- **Text**:
═══

So, out of the deep fear I that I would turn into that kind of person if I brought up my issues, I taught myself that I was a burden and not worthy of support. If I was going through something and texted my friends about it, intense guilt would build up within me. I felt like I had ruined their day, that they already had school, work, and relationships to worry about and didn’t need my problematic additions to those issues. As a result, I would keep my feelings bottled up, write out a text to my best friend and delete it out of fear that she already had enough on her plate and didn’t need my “stuff” on top of that.

For me, there was no middle ground. I either shamed myself for sharing or wouldn’t say anything at all. So I turned to my finsta.

There, I could explain the whole situation and how I was feeling about it — without having to reach out, without having to burden a specific individual, without having to imagine that they resented me for it. It became an outlet that I would utilize whenever I was in need of love and support but couldn’t bring myself to “formally” ask for it. It was a roundabout way of venting and ignoring my desire for human interaction — which is understandable and normal — but not necessarily healthy. 

Soon, I realized that my finsta was falling into the same category as my self-harm habits, which I have struggled with since I was eighteen.

I don’t mean this in the sense that it physically harmed me, but it definitely was an unhealthy way of displaying my pain rather than expressing it. Since we sometimes believe that we are not worthy of seeking help or attention, we rely on these alternative ways of showing it. Displaying my pain online seemed much easier and safer than verbally communicating it IRL; a finsta lets us hide behind a screen, a mode of telling our friends that we are hurting without having to fully confront the conversation. And, again, if we display and don’t express, we don’t have to worry about being a burden.

═══

- **Task goal**: Condense the paragraph of the finsta passage that begins "There, I could explain" into a shorter version that keeps its main facts. The data play no part in the work here.

- **Stored data**:
═══

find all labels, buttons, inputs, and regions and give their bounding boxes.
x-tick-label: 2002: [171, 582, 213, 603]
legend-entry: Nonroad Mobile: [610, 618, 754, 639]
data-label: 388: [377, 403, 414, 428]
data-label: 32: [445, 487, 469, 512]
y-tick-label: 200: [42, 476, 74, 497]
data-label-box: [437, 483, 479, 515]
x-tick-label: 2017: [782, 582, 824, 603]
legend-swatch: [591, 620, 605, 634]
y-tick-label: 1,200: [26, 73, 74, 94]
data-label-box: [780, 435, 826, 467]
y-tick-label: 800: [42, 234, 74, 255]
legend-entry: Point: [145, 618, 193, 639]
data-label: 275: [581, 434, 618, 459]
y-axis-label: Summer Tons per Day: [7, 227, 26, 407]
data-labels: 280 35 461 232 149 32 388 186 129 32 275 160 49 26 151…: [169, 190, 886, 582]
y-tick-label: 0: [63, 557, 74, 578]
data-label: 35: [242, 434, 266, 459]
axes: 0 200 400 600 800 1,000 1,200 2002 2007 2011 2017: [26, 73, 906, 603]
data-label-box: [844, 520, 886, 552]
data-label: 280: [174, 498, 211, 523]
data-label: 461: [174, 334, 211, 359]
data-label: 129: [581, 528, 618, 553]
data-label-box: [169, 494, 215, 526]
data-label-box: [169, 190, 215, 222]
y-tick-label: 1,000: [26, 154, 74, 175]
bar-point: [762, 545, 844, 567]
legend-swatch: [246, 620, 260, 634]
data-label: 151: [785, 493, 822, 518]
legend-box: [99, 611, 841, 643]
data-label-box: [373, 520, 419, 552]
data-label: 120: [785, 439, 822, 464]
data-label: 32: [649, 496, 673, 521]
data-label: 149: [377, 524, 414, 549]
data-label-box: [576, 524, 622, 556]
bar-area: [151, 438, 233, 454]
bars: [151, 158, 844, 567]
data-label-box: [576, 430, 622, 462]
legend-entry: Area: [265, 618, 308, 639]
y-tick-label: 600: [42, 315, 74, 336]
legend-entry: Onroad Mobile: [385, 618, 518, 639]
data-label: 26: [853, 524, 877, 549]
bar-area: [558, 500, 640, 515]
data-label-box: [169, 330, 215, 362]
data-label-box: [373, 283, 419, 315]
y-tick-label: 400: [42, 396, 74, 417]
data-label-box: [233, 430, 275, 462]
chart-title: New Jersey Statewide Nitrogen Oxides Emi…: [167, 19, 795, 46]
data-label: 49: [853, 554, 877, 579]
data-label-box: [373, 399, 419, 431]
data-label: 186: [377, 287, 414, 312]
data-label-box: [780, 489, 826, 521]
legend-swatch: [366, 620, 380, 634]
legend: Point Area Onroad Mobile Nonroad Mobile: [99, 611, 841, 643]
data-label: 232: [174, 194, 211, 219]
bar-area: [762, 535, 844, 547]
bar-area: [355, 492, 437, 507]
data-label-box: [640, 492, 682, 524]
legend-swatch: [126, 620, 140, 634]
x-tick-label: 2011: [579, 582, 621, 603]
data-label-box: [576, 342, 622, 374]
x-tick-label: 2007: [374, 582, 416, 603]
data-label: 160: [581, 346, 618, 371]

═══

- **Response**: On my finsta, I could describe a situation and my feelings without reaching out to, burdening, or imagining resentment from any one person. I used it whenever I needed love and support but couldn't ask for it directly. It was an indirect way to vent while ignoring my need for human interaction, a need that is understandable and normal, but the habit wasn't necessarily healthy.